• Problem to work on:
Check each line for the word "ссылку" and report how many have it. Give nothing else.

-- start --

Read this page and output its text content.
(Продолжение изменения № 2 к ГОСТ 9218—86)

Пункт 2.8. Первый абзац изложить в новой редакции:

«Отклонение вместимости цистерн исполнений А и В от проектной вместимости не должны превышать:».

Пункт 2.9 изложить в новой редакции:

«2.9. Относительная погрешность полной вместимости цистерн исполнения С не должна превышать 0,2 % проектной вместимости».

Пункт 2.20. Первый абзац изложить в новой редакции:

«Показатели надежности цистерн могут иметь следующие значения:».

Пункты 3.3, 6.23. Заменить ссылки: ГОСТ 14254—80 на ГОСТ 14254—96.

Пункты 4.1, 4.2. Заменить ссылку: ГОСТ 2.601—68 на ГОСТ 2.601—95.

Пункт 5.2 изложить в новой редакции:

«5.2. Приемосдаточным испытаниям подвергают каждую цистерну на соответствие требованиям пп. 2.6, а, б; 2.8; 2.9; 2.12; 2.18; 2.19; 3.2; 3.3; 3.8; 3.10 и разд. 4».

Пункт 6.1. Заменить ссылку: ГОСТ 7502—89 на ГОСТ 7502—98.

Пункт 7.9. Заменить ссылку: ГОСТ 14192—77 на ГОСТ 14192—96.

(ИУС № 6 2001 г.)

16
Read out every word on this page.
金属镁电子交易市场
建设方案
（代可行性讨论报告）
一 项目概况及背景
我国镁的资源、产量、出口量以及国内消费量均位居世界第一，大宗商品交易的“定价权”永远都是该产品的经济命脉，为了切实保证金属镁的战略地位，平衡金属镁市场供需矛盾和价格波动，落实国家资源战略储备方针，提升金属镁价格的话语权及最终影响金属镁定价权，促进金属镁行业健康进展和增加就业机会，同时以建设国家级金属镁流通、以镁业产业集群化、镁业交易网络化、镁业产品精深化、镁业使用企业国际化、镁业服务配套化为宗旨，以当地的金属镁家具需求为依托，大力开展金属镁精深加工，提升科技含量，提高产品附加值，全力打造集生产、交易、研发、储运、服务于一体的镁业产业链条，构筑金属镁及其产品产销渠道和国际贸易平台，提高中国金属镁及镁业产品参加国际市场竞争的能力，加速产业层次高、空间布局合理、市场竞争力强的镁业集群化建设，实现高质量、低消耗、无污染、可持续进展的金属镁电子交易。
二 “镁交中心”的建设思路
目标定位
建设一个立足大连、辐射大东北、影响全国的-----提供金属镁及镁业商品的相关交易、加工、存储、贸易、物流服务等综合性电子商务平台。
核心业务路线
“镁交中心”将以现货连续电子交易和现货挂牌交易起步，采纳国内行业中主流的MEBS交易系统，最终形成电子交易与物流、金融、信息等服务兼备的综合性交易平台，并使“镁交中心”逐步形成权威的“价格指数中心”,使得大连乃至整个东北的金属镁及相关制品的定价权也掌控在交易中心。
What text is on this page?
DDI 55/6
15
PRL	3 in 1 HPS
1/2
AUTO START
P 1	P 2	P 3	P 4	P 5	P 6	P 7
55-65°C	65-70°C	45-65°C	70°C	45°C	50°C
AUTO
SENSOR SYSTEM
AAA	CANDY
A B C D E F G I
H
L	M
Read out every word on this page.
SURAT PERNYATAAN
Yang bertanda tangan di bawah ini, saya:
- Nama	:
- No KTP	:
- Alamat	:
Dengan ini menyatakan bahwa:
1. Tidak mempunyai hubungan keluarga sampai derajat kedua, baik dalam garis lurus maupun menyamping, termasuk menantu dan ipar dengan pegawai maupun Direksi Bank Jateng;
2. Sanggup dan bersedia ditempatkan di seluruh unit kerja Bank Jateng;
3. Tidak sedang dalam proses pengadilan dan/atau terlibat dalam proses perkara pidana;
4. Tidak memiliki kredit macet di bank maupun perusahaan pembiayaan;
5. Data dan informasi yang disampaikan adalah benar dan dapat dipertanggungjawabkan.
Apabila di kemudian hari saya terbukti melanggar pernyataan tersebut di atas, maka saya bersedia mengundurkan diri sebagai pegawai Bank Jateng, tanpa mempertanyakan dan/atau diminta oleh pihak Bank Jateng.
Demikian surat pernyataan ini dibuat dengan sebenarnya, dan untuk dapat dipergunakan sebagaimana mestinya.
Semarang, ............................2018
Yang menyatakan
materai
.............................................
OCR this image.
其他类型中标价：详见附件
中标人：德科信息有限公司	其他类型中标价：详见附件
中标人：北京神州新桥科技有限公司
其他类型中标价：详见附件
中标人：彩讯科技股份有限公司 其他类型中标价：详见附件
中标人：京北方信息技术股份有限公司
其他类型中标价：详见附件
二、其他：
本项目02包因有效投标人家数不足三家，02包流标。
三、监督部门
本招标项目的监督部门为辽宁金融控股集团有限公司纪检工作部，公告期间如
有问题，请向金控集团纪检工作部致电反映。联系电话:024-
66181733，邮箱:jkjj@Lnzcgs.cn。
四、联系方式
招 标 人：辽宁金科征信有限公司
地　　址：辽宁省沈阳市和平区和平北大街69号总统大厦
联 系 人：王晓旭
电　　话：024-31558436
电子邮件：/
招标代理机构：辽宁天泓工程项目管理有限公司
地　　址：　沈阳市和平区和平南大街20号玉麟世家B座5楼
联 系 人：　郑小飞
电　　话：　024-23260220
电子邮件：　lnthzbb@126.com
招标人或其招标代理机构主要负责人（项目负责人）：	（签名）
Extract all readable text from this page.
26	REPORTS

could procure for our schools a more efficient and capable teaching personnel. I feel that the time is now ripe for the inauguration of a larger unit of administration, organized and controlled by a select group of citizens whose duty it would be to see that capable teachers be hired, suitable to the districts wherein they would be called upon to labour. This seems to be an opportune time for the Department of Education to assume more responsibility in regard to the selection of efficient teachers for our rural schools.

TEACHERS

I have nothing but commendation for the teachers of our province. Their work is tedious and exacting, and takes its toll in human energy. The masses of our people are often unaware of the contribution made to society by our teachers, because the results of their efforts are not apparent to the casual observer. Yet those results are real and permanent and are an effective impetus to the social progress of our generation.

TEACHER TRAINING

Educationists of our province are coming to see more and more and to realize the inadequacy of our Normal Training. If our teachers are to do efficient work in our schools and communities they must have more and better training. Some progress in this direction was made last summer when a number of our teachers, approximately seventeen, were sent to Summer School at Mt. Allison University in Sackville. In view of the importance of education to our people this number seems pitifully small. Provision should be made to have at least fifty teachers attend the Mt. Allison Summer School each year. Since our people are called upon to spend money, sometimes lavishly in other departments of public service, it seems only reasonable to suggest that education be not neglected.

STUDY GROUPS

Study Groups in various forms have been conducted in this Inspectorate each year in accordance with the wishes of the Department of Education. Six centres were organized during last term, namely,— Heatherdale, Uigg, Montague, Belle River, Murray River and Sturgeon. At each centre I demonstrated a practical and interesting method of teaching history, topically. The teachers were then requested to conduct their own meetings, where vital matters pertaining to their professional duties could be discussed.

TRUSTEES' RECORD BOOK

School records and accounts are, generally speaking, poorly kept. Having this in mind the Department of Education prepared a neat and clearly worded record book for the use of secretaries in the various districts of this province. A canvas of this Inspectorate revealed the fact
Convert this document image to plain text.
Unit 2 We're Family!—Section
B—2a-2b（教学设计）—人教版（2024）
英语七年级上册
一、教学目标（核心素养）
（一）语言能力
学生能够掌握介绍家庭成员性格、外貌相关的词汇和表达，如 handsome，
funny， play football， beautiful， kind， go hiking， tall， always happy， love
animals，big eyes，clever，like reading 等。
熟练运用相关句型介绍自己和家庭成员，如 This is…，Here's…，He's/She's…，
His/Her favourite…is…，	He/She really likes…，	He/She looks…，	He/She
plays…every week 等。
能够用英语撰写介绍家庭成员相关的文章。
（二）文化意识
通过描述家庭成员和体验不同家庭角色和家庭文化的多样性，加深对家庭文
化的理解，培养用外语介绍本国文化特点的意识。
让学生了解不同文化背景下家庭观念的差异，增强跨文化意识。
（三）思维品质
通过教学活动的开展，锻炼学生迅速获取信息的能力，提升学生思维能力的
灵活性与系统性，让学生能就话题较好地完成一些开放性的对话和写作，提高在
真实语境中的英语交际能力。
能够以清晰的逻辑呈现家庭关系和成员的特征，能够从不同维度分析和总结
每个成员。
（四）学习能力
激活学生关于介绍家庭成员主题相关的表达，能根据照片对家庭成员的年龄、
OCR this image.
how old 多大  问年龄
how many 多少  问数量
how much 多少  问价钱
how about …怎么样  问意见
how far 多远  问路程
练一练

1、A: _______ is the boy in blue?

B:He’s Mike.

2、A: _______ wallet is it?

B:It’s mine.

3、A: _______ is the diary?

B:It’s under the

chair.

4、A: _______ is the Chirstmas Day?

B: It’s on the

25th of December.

-- end --

• Answer to the problem:
3